*GIVEN REQUEST*: Extract the stretch of lines that starts at the line with "Read this page and output its text content." and ends at the last line of the data below. Give it exactly, without pictures.

----- DATA SUPPLIED

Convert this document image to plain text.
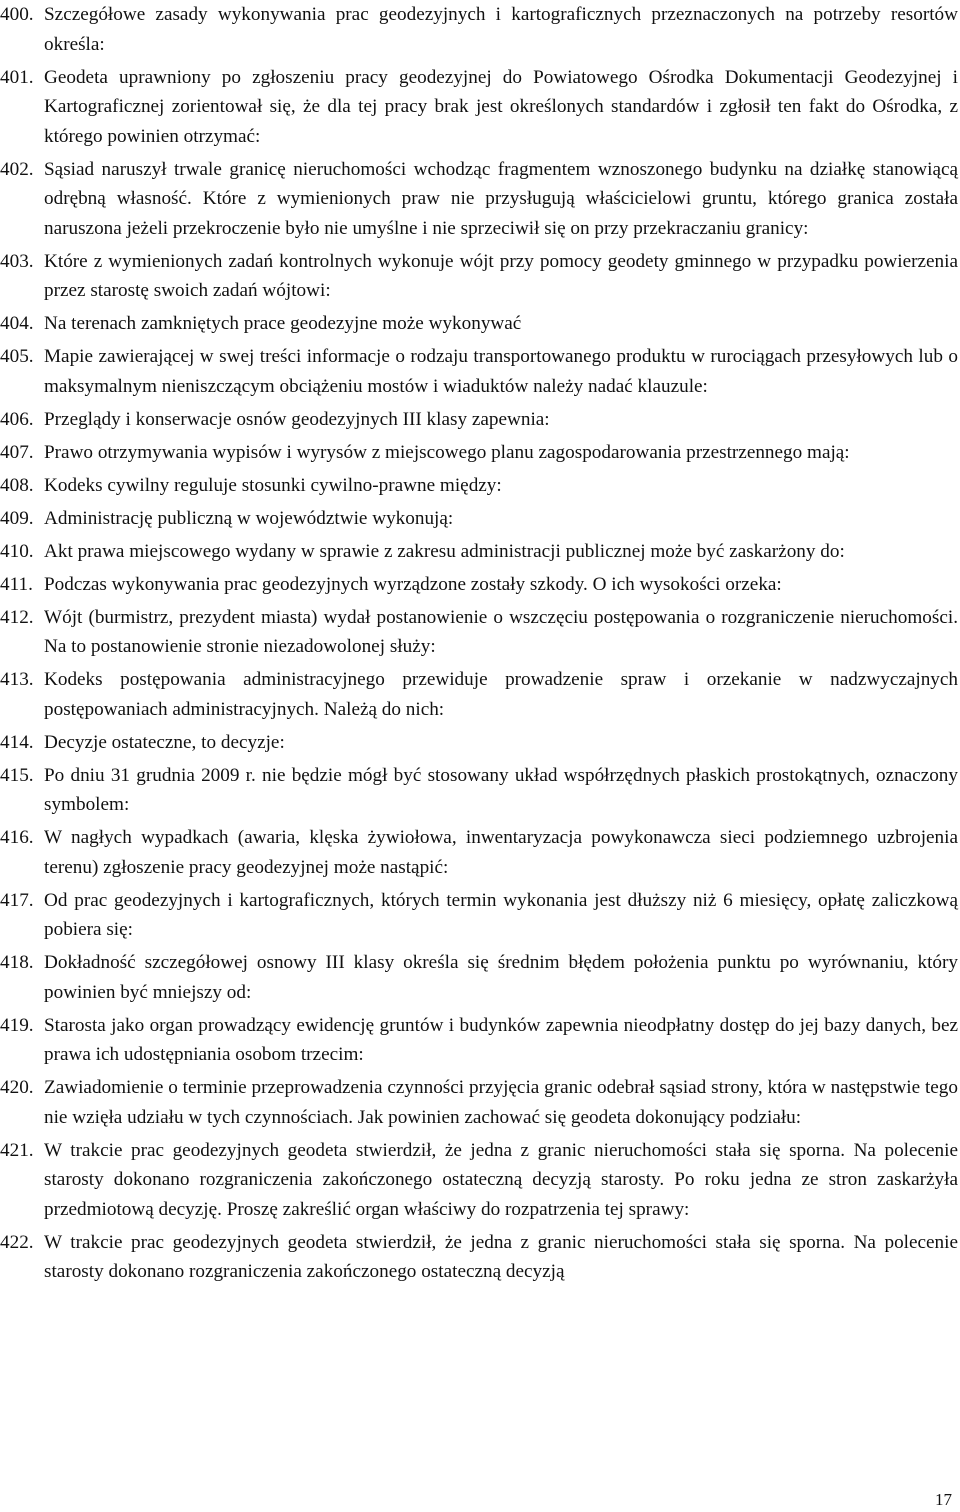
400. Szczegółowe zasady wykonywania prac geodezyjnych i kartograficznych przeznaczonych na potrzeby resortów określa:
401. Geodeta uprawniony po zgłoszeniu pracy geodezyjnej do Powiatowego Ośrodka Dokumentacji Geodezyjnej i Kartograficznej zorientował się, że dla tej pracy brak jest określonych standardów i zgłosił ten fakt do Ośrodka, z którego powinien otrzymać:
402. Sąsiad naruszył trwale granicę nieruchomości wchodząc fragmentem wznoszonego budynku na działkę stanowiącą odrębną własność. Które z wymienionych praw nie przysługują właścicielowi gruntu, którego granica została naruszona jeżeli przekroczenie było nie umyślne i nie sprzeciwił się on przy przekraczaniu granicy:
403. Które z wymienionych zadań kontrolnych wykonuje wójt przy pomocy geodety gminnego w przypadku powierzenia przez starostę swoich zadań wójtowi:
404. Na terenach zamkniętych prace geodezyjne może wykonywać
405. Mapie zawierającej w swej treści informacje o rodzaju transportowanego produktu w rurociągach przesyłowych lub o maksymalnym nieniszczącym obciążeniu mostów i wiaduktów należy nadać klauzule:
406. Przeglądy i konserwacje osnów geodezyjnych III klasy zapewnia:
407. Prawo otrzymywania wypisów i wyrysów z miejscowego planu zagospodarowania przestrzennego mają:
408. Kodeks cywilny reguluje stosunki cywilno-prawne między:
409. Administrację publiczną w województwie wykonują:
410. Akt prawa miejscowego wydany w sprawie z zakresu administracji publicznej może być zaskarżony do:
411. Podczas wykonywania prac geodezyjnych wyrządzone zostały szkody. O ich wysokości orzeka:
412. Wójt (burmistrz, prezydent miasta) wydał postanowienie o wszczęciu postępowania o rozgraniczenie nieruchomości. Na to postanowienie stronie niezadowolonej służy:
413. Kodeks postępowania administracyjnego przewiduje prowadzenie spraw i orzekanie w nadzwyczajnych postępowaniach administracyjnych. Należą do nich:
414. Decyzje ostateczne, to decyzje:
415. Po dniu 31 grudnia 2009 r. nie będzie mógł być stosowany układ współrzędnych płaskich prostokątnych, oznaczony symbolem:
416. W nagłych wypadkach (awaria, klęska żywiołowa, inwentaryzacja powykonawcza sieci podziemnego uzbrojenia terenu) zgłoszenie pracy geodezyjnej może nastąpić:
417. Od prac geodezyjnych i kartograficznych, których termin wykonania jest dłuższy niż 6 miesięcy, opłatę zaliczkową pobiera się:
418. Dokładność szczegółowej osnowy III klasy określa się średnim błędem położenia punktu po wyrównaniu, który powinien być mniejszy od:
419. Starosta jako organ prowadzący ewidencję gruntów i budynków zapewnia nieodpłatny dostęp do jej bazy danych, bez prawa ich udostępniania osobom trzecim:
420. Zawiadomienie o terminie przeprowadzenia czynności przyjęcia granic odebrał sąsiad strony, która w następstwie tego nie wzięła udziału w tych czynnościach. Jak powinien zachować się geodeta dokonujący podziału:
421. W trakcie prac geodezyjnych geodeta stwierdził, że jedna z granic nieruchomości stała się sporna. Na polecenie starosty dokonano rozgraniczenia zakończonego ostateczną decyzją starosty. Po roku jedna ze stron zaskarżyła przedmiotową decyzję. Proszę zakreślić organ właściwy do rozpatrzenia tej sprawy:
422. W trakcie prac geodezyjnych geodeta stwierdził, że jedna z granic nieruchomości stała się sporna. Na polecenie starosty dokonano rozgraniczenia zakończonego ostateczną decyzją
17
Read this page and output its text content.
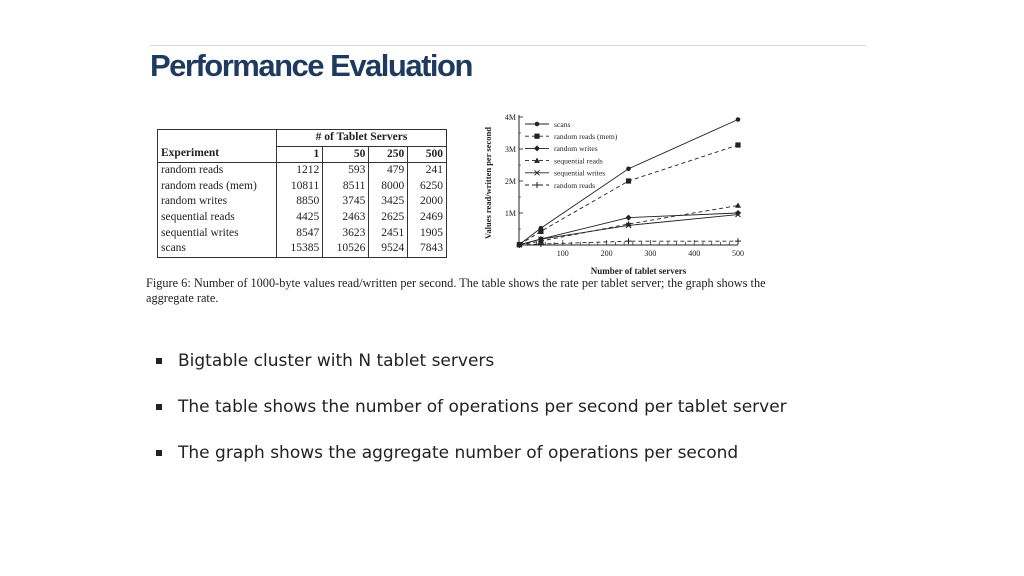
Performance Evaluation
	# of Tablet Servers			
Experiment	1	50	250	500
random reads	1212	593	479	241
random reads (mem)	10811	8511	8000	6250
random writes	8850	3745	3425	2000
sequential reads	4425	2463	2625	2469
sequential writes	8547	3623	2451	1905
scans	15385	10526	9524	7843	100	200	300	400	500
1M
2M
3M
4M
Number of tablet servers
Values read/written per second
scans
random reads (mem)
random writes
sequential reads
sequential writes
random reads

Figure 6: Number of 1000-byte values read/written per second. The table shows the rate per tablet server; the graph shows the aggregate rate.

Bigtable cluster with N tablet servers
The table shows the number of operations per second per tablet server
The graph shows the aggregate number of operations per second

----------

*TASK RESULT*:
Read this page and output its text content.
Performance Evaluation
	# of Tablet Servers			
Experiment	1	50	250	500
random reads	1212	593	479	241
random reads (mem)	10811	8511	8000	6250
random writes	8850	3745	3425	2000
sequential reads	4425	2463	2625	2469
sequential writes	8547	3623	2451	1905
scans	15385	10526	9524	7843	100	200	300	400	500
1M
2M
3M
4M
Number of tablet servers
Values read/written per second
scans
random reads (mem)
random writes
sequential reads
sequential writes
random reads

Figure 6: Number of 1000-byte values read/written per second. The table shows the rate per tablet server; the graph shows the aggregate rate.

Bigtable cluster with N tablet servers
The table shows the number of operations per second per tablet server
The graph shows the aggregate number of operations per second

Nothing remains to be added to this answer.